Your goal: Repeat, exactly and completely, the material that follows. Omit the pictures.

___ Task inputs ___

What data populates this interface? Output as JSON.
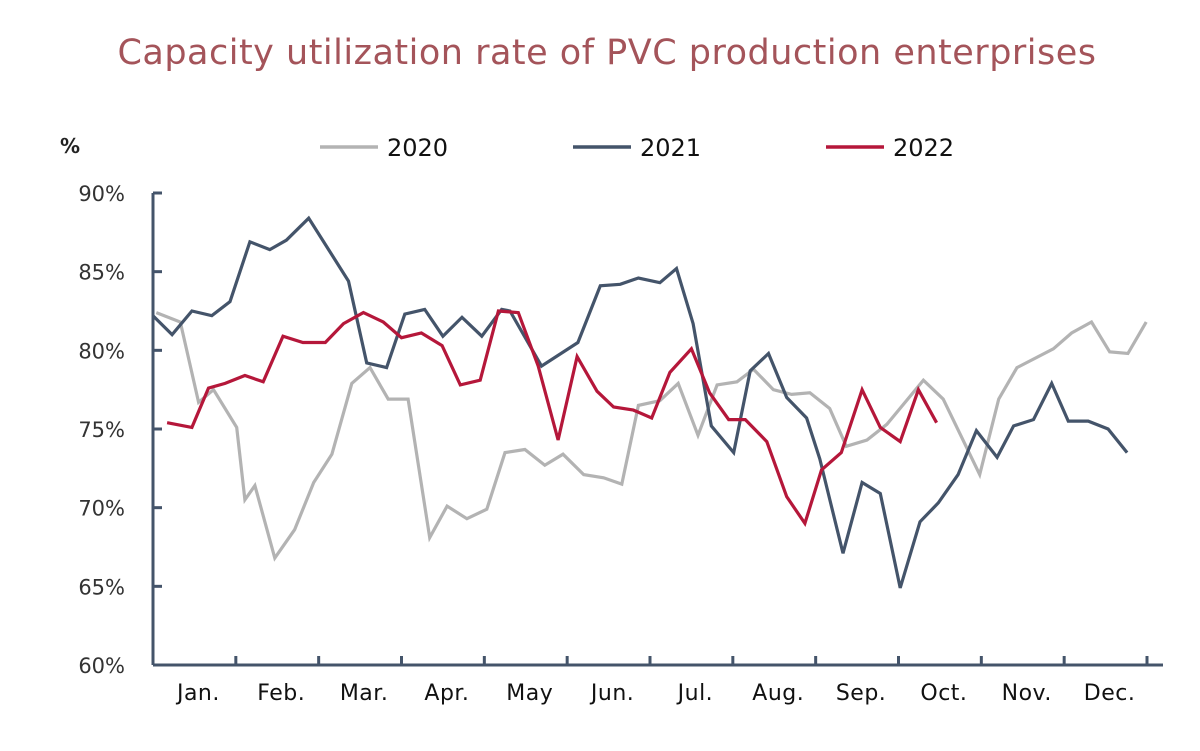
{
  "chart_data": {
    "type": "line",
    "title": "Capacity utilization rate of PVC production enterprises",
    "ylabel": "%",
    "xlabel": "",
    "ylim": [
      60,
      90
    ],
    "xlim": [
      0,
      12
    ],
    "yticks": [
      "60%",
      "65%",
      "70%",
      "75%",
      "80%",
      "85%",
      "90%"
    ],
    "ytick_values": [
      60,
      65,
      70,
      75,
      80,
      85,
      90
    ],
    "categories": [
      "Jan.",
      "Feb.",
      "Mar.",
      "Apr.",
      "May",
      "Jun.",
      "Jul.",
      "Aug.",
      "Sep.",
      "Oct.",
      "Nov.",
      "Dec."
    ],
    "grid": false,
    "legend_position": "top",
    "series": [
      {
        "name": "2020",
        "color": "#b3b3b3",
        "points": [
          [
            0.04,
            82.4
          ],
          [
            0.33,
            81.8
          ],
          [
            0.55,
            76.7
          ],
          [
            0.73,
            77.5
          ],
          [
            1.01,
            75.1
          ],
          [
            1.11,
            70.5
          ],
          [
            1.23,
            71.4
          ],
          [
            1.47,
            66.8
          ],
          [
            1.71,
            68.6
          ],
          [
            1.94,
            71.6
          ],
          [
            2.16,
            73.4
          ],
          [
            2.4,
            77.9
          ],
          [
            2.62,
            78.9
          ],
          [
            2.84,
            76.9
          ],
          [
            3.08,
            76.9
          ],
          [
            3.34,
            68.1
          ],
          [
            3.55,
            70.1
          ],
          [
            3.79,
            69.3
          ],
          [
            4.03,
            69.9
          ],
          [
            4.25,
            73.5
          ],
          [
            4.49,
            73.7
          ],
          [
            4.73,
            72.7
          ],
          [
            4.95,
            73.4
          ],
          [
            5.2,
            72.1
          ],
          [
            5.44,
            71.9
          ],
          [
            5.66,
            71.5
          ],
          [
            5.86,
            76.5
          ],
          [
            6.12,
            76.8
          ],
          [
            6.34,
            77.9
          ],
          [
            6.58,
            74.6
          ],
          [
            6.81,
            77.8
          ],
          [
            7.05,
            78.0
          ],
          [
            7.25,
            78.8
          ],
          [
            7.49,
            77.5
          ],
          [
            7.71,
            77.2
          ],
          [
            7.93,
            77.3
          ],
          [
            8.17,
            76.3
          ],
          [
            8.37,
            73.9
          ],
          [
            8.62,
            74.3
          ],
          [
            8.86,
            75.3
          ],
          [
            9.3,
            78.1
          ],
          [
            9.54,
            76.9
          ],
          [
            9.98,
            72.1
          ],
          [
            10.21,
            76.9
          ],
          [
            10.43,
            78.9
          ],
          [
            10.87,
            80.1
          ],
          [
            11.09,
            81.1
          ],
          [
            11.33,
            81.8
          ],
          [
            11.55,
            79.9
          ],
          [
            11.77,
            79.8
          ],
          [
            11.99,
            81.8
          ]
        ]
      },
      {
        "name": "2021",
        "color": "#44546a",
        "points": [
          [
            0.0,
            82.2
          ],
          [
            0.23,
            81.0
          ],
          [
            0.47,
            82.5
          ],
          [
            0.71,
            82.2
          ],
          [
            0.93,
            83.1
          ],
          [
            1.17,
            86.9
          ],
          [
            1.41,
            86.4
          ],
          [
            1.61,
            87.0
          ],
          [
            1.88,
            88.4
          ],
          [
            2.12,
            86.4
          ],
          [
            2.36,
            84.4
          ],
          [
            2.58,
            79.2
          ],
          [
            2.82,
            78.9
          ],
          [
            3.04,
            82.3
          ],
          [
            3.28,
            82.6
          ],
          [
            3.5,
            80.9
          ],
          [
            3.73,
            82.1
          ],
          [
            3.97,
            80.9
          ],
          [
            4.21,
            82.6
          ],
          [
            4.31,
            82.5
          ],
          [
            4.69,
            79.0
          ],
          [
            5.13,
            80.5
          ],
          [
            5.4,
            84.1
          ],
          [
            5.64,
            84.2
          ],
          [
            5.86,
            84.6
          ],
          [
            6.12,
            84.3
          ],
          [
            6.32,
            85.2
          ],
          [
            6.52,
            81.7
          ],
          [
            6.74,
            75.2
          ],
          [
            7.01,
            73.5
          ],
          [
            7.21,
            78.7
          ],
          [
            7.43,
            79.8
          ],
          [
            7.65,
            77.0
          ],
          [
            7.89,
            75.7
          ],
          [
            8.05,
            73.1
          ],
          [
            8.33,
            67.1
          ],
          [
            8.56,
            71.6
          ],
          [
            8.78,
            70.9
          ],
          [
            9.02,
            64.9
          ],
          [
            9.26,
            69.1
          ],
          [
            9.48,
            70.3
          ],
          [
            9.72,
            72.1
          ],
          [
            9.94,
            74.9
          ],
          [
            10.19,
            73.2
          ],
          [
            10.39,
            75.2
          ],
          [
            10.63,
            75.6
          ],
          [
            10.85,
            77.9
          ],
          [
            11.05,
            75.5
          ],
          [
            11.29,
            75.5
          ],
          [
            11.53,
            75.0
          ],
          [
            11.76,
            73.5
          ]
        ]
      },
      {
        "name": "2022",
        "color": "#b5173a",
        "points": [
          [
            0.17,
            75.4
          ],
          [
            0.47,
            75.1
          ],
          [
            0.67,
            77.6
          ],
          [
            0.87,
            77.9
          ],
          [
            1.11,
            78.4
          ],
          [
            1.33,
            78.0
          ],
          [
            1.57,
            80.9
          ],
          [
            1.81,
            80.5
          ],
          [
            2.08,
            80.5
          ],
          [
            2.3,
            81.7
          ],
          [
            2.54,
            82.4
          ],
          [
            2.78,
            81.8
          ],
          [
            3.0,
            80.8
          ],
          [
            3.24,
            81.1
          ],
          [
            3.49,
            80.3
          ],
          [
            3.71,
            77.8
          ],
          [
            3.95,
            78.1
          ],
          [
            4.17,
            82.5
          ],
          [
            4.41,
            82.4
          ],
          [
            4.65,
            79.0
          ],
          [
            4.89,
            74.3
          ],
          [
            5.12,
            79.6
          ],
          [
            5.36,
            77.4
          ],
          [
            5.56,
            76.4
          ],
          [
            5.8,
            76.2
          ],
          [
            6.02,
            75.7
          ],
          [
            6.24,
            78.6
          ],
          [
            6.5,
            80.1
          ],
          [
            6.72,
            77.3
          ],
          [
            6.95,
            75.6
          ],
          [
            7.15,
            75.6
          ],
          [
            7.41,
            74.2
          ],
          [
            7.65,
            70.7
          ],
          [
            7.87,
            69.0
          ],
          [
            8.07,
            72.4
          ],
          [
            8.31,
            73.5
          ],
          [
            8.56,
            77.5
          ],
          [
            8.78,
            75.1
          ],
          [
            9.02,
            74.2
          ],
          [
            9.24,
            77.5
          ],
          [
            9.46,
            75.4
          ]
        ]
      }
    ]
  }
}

___

Written answer:
What data populates this interface? Output as JSON.
{
  "chart_data": {
    "type": "line",
    "title": "Capacity utilization rate of PVC production enterprises",
    "ylabel": "%",
    "xlabel": "",
    "ylim": [
      60,
      90
    ],
    "xlim": [
      0,
      12
    ],
    "yticks": [
      "60%",
      "65%",
      "70%",
      "75%",
      "80%",
      "85%",
      "90%"
    ],
    "ytick_values": [
      60,
      65,
      70,
      75,
      80,
      85,
      90
    ],
    "categories": [
      "Jan.",
      "Feb.",
      "Mar.",
      "Apr.",
      "May",
      "Jun.",
      "Jul.",
      "Aug.",
      "Sep.",
      "Oct.",
      "Nov.",
      "Dec."
    ],
    "grid": false,
    "legend_position": "top",
    "series": [
      {
        "name": "2020",
        "color": "#b3b3b3",
        "points": [
          [
            0.04,
            82.4
          ],
          [
            0.33,
            81.8
          ],
          [
            0.55,
            76.7
          ],
          [
            0.73,
            77.5
          ],
          [
            1.01,
            75.1
          ],
          [
            1.11,
            70.5
          ],
          [
            1.23,
            71.4
          ],
          [
            1.47,
            66.8
          ],
          [
            1.71,
            68.6
          ],
          [
            1.94,
            71.6
          ],
          [
            2.16,
            73.4
          ],
          [
            2.4,
            77.9
          ],
          [
            2.62,
            78.9
          ],
          [
            2.84,
            76.9
          ],
          [
            3.08,
            76.9
          ],
          [
            3.34,
            68.1
          ],
          [
            3.55,
            70.1
          ],
          [
            3.79,
            69.3
          ],
          [
            4.03,
            69.9
          ],
          [
            4.25,
            73.5
          ],
          [
            4.49,
            73.7
          ],
          [
            4.73,
            72.7
          ],
          [
            4.95,
            73.4
          ],
          [
            5.2,
            72.1
          ],
          [
            5.44,
            71.9
          ],
          [
            5.66,
            71.5
          ],
          [
            5.86,
            76.5
          ],
          [
            6.12,
            76.8
          ],
          [
            6.34,
            77.9
          ],
          [
            6.58,
            74.6
          ],
          [
            6.81,
            77.8
          ],
          [
            7.05,
            78.0
          ],
          [
            7.25,
            78.8
          ],
          [
            7.49,
            77.5
          ],
          [
            7.71,
            77.2
          ],
          [
            7.93,
            77.3
          ],
          [
            8.17,
            76.3
          ],
          [
            8.37,
            73.9
          ],
          [
            8.62,
            74.3
          ],
          [
            8.86,
            75.3
          ],
          [
            9.3,
            78.1
          ],
          [
            9.54,
            76.9
          ],
          [
            9.98,
            72.1
          ],
          [
            10.21,
            76.9
          ],
          [
            10.43,
            78.9
          ],
          [
            10.87,
            80.1
          ],
          [
            11.09,
            81.1
          ],
          [
            11.33,
            81.8
          ],
          [
            11.55,
            79.9
          ],
          [
            11.77,
            79.8
          ],
          [
            11.99,
            81.8
          ]
        ]
      },
      {
        "name": "2021",
        "color": "#44546a",
        "points": [
          [
            0.0,
            82.2
          ],
          [
            0.23,
            81.0
          ],
          [
            0.47,
            82.5
          ],
          [
            0.71,
            82.2
          ],
          [
            0.93,
            83.1
          ],
          [
            1.17,
            86.9
          ],
          [
            1.41,
            86.4
          ],
          [
            1.61,
            87.0
          ],
          [
            1.88,
            88.4
          ],
          [
            2.12,
            86.4
          ],
          [
            2.36,
            84.4
          ],
          [
            2.58,
            79.2
          ],
          [
            2.82,
            78.9
          ],
          [
            3.04,
            82.3
          ],
          [
            3.28,
            82.6
          ],
          [
            3.5,
            80.9
          ],
          [
            3.73,
            82.1
          ],
          [
            3.97,
            80.9
          ],
          [
            4.21,
            82.6
          ],
          [
            4.31,
            82.5
          ],
          [
            4.69,
            79.0
          ],
          [
            5.13,
            80.5
          ],
          [
            5.4,
            84.1
          ],
          [
            5.64,
            84.2
          ],
          [
            5.86,
            84.6
          ],
          [
            6.12,
            84.3
          ],
          [
            6.32,
            85.2
          ],
          [
            6.52,
            81.7
          ],
          [
            6.74,
            75.2
          ],
          [
            7.01,
            73.5
          ],
          [
            7.21,
            78.7
          ],
          [
            7.43,
            79.8
          ],
          [
            7.65,
            77.0
          ],
          [
            7.89,
            75.7
          ],
          [
            8.05,
            73.1
          ],
          [
            8.33,
            67.1
          ],
          [
            8.56,
            71.6
          ],
          [
            8.78,
            70.9
          ],
          [
            9.02,
            64.9
          ],
          [
            9.26,
            69.1
          ],
          [
            9.48,
            70.3
          ],
          [
            9.72,
            72.1
          ],
          [
            9.94,
            74.9
          ],
          [
            10.19,
            73.2
          ],
          [
            10.39,
            75.2
          ],
          [
            10.63,
            75.6
          ],
          [
            10.85,
            77.9
          ],
          [
            11.05,
            75.5
          ],
          [
            11.29,
            75.5
          ],
          [
            11.53,
            75.0
          ],
          [
            11.76,
            73.5
          ]
        ]
      },
      {
        "name": "2022",
        "color": "#b5173a",
        "points": [
          [
            0.17,
            75.4
          ],
          [
            0.47,
            75.1
          ],
          [
            0.67,
            77.6
          ],
          [
            0.87,
            77.9
          ],
          [
            1.11,
            78.4
          ],
          [
            1.33,
            78.0
          ],
          [
            1.57,
            80.9
          ],
          [
            1.81,
            80.5
          ],
          [
            2.08,
            80.5
          ],
          [
            2.3,
            81.7
          ],
          [
            2.54,
            82.4
          ],
          [
            2.78,
            81.8
          ],
          [
            3.0,
            80.8
          ],
          [
            3.24,
            81.1
          ],
          [
            3.49,
            80.3
          ],
          [
            3.71,
            77.8
          ],
          [
            3.95,
            78.1
          ],
          [
            4.17,
            82.5
          ],
          [
            4.41,
            82.4
          ],
          [
            4.65,
            79.0
          ],
          [
            4.89,
            74.3
          ],
          [
            5.12,
            79.6
          ],
          [
            5.36,
            77.4
          ],
          [
            5.56,
            76.4
          ],
          [
            5.8,
            76.2
          ],
          [
            6.02,
            75.7
          ],
          [
            6.24,
            78.6
          ],
          [
            6.5,
            80.1
          ],
          [
            6.72,
            77.3
          ],
          [
            6.95,
            75.6
          ],
          [
            7.15,
            75.6
          ],
          [
            7.41,
            74.2
          ],
          [
            7.65,
            70.7
          ],
          [
            7.87,
            69.0
          ],
          [
            8.07,
            72.4
          ],
          [
            8.31,
            73.5
          ],
          [
            8.56,
            77.5
          ],
          [
            8.78,
            75.1
          ],
          [
            9.02,
            74.2
          ],
          [
            9.24,
            77.5
          ],
          [
            9.46,
            75.4
          ]
        ]
      }
    ]
  }
}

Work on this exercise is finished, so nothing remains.